**Exercise goal:** Transcribe all of the material exactly. Any picture in it should be left out.

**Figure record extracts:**

┌──

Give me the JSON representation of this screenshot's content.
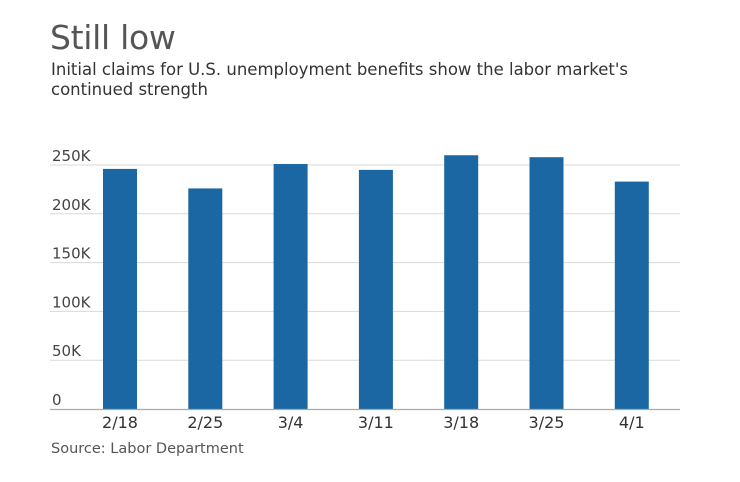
{
  "chart_data": {
    "type": "bar",
    "title": "Still low",
    "subtitle": "Initial claims for U.S. unemployment benefits show the labor market's continued strength",
    "source": "Source: Labor Department",
    "xlabel": "",
    "ylabel": "",
    "categories": [
      "2/18",
      "2/25",
      "3/4",
      "3/11",
      "3/18",
      "3/25",
      "4/1"
    ],
    "values": [
      246000,
      226000,
      251000,
      245000,
      260000,
      258000,
      233000
    ],
    "ylim": [
      0,
      250000
    ],
    "yticks": [
      0,
      50000,
      100000,
      150000,
      200000,
      250000
    ],
    "ytick_labels": [
      "0",
      "50K",
      "100K",
      "150K",
      "200K",
      "250K"
    ],
    "grid": true,
    "legend": "none",
    "bar_color": "#1a67a3",
    "grid_color": "#d9d9d9",
    "axis_color": "#aaaaaa"
  }
}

└──

**Written answer:**
Give me the JSON representation of this screenshot's content.
{
  "chart_data": {
    "type": "bar",
    "title": "Still low",
    "subtitle": "Initial claims for U.S. unemployment benefits show the labor market's continued strength",
    "source": "Source: Labor Department",
    "xlabel": "",
    "ylabel": "",
    "categories": [
      "2/18",
      "2/25",
      "3/4",
      "3/11",
      "3/18",
      "3/25",
      "4/1"
    ],
    "values": [
      246000,
      226000,
      251000,
      245000,
      260000,
      258000,
      233000
    ],
    "ylim": [
      0,
      250000
    ],
    "yticks": [
      0,
      50000,
      100000,
      150000,
      200000,
      250000
    ],
    "ytick_labels": [
      "0",
      "50K",
      "100K",
      "150K",
      "200K",
      "250K"
    ],
    "grid": true,
    "legend": "none",
    "bar_color": "#1a67a3",
    "grid_color": "#d9d9d9",
    "axis_color": "#aaaaaa"
  }
}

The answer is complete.